Problem details:
Pick out each line below containing "Flow".

>> START Source data

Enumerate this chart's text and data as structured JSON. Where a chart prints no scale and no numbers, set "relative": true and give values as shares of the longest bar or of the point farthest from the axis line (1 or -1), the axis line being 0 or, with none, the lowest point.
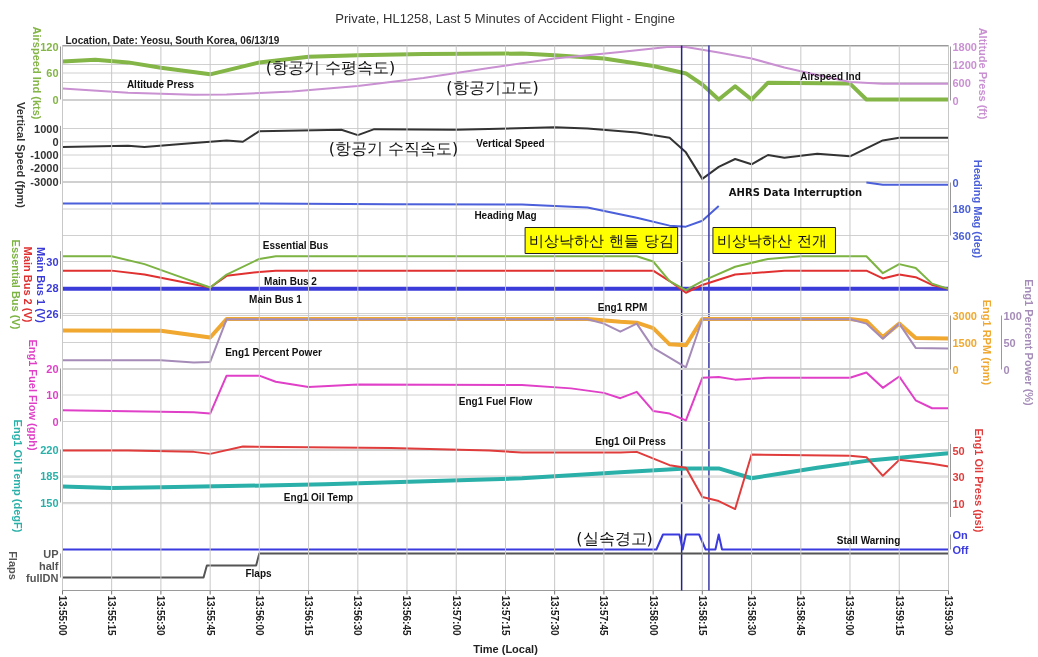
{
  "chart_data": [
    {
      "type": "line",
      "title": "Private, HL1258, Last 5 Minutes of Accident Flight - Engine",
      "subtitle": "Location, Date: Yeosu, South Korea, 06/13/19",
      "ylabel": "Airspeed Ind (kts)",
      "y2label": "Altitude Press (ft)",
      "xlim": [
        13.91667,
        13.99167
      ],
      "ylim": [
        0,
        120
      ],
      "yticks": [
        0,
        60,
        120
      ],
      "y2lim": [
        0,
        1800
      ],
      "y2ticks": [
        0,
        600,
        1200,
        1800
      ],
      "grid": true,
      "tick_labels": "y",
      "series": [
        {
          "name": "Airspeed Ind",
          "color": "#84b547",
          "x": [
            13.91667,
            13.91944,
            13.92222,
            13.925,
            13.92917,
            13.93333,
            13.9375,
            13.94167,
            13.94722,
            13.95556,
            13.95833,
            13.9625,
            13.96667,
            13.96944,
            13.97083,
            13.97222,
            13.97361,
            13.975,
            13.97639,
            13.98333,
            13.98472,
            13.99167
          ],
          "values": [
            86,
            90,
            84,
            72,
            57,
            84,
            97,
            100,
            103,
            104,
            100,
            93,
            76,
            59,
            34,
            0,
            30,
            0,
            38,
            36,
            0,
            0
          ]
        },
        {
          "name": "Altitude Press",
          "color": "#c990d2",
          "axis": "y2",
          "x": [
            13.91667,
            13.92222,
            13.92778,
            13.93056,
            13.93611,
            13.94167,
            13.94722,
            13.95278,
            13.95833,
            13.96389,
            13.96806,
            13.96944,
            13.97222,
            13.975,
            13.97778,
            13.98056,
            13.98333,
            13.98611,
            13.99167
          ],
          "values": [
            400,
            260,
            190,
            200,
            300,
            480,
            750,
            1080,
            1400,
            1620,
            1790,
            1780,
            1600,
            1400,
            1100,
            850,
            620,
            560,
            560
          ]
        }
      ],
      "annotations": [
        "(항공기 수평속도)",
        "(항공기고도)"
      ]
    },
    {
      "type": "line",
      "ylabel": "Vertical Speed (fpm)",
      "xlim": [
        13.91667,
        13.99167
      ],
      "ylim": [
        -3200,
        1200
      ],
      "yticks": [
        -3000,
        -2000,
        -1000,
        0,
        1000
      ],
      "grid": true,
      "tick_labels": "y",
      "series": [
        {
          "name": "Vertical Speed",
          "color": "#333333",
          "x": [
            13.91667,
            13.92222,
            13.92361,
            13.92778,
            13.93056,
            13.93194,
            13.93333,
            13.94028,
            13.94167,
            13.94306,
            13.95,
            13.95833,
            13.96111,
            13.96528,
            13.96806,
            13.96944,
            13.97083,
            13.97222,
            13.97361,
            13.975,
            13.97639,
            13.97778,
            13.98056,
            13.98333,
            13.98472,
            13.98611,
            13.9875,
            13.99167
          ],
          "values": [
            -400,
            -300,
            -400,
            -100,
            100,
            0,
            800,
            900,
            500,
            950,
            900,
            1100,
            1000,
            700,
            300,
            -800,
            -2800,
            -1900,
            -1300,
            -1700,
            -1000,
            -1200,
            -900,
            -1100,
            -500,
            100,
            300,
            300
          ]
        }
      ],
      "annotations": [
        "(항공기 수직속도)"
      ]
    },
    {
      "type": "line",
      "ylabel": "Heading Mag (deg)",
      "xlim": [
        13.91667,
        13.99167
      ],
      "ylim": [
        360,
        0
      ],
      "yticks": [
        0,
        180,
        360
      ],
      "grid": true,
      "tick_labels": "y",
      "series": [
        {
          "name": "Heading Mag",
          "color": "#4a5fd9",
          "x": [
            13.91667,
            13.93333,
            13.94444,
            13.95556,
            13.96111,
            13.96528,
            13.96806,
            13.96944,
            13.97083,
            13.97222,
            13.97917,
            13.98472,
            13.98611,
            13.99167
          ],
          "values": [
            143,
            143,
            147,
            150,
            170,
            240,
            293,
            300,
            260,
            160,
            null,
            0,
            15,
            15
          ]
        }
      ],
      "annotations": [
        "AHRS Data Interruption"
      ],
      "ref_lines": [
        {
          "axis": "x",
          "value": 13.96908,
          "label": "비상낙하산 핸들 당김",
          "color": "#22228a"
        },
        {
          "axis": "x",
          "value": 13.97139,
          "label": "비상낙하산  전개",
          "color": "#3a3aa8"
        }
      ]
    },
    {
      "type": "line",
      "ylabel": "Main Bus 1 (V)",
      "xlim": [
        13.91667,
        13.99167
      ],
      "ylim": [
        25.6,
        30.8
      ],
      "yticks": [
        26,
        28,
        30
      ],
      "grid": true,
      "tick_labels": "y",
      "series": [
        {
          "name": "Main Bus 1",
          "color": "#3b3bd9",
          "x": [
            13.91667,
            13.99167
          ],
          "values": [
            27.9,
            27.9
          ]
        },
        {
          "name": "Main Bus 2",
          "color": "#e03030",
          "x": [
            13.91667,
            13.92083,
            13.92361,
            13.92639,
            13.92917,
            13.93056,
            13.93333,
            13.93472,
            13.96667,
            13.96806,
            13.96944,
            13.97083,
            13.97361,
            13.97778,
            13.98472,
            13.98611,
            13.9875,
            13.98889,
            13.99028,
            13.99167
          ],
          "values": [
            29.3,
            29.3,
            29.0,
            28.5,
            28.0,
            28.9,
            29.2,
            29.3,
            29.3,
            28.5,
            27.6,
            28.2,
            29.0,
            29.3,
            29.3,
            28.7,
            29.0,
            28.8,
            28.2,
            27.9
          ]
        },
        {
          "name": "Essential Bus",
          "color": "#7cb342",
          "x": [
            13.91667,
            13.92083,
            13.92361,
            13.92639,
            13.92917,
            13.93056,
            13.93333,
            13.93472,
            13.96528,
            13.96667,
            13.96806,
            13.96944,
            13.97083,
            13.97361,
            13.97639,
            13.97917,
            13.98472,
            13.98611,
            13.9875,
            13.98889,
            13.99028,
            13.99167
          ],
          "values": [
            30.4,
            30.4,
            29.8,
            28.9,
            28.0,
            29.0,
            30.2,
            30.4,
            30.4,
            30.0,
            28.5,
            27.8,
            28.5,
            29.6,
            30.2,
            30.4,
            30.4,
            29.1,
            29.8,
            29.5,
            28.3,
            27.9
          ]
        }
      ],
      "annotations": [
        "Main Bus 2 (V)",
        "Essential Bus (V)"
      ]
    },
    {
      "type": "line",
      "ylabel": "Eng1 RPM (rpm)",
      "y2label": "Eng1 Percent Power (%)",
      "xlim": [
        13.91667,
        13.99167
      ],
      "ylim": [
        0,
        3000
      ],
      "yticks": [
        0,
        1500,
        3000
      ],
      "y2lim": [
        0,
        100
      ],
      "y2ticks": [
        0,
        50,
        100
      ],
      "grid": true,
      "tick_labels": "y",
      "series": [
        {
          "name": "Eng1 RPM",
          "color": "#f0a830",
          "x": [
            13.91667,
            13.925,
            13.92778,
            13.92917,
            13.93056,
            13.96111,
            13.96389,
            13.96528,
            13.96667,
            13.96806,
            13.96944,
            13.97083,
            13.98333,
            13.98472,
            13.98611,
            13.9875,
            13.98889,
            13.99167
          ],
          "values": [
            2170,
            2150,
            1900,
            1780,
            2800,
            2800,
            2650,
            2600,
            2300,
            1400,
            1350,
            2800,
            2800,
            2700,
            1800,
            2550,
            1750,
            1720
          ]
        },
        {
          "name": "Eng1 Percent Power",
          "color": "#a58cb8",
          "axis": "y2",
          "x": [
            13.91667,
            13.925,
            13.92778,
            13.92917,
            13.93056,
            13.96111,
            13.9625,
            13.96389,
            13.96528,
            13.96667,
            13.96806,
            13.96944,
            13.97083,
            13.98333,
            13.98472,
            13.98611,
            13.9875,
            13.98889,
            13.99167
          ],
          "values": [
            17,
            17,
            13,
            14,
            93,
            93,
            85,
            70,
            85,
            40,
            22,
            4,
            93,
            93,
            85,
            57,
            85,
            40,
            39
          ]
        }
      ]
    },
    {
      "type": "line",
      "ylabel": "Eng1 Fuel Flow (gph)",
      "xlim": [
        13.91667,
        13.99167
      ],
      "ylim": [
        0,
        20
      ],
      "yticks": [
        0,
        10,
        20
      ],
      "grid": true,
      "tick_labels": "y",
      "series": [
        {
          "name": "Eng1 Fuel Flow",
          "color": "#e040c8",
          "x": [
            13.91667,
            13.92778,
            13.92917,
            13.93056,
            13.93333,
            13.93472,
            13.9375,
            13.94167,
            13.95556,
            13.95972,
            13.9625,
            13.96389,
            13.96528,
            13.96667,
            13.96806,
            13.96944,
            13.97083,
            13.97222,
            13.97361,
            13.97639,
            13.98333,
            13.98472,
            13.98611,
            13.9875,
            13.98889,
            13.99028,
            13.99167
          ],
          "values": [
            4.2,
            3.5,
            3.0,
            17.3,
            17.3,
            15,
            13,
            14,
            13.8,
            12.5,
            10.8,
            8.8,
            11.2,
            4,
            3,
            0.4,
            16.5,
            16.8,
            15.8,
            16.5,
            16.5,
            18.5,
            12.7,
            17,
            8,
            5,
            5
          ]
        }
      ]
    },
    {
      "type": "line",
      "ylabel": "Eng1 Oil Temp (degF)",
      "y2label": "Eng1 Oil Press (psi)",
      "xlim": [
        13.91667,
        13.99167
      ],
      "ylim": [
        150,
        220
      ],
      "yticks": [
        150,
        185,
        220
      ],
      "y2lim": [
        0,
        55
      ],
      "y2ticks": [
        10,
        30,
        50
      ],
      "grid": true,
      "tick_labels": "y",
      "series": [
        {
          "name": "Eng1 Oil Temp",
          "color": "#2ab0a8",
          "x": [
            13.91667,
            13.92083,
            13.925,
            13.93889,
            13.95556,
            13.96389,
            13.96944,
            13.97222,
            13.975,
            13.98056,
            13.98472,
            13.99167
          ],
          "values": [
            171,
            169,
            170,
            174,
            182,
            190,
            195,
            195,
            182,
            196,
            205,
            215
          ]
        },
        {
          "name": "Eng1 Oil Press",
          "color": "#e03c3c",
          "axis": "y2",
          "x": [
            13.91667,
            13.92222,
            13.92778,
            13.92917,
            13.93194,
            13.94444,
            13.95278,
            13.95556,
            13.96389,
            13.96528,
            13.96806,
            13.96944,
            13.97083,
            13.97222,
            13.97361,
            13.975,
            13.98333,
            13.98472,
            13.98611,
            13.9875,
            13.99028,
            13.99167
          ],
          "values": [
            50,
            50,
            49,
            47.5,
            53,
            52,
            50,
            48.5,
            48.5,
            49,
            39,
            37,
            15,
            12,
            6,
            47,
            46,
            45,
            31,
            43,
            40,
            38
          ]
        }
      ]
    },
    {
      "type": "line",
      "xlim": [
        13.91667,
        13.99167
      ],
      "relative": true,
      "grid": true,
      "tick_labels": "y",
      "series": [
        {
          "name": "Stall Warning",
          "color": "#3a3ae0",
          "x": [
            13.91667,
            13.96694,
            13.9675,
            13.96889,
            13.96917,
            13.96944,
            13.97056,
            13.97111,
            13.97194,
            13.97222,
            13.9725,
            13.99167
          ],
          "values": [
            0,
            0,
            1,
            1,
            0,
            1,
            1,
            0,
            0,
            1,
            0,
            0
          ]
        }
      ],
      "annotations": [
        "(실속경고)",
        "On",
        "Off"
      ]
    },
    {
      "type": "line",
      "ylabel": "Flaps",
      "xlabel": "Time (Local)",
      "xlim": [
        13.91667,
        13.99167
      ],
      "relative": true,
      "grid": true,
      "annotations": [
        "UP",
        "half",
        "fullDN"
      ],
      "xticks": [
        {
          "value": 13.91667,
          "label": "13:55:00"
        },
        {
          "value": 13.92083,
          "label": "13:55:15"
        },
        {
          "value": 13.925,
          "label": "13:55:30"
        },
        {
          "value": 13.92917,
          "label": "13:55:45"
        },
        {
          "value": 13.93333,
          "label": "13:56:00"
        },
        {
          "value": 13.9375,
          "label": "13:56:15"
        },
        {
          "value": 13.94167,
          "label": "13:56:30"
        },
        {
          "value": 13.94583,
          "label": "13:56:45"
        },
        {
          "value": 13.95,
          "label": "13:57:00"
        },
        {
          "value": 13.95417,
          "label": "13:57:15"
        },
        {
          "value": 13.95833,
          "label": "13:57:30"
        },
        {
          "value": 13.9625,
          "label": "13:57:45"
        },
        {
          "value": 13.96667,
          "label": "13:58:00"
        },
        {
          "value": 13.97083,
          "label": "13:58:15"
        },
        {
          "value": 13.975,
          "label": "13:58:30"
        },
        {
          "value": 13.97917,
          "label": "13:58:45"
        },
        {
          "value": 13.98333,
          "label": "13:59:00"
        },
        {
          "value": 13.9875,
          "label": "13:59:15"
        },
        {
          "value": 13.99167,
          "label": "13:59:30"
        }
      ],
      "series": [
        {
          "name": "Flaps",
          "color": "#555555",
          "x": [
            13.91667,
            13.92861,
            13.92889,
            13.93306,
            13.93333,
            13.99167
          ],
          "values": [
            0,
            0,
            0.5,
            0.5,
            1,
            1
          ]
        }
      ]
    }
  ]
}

>> END Source data

Solution for this problem:
      "ylabel": "Eng1 Fuel Flow (gph)",
          "name": "Eng1 Fuel Flow",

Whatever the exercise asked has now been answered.